Task brief: Tally the lines holding the string "headline" and reply with that number alone.
## Begin Dataset excerpts
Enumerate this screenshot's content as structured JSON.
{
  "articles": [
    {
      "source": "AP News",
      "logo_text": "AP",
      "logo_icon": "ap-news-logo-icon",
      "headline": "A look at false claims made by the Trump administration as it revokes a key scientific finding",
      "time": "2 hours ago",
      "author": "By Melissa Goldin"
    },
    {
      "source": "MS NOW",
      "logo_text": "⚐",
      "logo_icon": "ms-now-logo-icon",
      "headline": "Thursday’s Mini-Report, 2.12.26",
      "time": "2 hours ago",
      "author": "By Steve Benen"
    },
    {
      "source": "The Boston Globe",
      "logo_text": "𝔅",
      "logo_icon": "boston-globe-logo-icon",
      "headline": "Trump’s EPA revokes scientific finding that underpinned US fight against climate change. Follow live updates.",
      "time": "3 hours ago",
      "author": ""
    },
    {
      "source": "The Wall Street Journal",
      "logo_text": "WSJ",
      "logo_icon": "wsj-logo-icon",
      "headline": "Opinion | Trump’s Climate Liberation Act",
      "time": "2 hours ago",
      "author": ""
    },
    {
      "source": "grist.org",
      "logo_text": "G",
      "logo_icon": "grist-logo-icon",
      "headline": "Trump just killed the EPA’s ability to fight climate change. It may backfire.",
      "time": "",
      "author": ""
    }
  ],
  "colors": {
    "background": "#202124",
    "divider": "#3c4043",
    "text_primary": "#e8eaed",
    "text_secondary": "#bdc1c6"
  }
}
## End Dataset excerpts
## Begin Dataset excerpts
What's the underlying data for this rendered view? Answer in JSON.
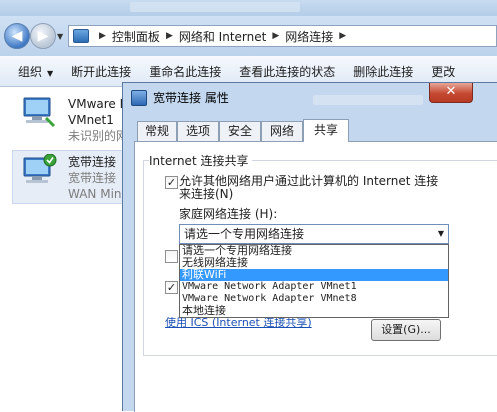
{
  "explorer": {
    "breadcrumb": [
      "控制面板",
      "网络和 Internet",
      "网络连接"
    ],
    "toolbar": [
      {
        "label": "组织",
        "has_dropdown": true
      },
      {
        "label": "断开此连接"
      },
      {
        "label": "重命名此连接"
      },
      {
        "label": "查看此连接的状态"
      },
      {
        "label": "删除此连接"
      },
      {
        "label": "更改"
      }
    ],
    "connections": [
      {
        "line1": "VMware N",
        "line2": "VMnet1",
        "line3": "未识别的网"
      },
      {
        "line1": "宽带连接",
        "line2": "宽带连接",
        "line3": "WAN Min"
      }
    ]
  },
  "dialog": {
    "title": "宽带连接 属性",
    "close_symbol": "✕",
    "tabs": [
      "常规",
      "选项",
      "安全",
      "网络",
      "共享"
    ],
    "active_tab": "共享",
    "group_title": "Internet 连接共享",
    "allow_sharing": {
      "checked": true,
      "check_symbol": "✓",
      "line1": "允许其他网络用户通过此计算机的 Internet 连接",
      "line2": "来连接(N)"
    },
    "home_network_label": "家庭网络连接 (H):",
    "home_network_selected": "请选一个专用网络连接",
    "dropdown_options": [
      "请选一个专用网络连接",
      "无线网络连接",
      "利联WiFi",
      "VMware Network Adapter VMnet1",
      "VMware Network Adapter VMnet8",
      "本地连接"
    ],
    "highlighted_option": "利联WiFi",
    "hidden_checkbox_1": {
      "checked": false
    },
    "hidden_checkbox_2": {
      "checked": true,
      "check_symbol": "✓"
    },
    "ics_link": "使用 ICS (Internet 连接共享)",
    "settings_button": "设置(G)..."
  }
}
## End Dataset excerpts
The solution: 5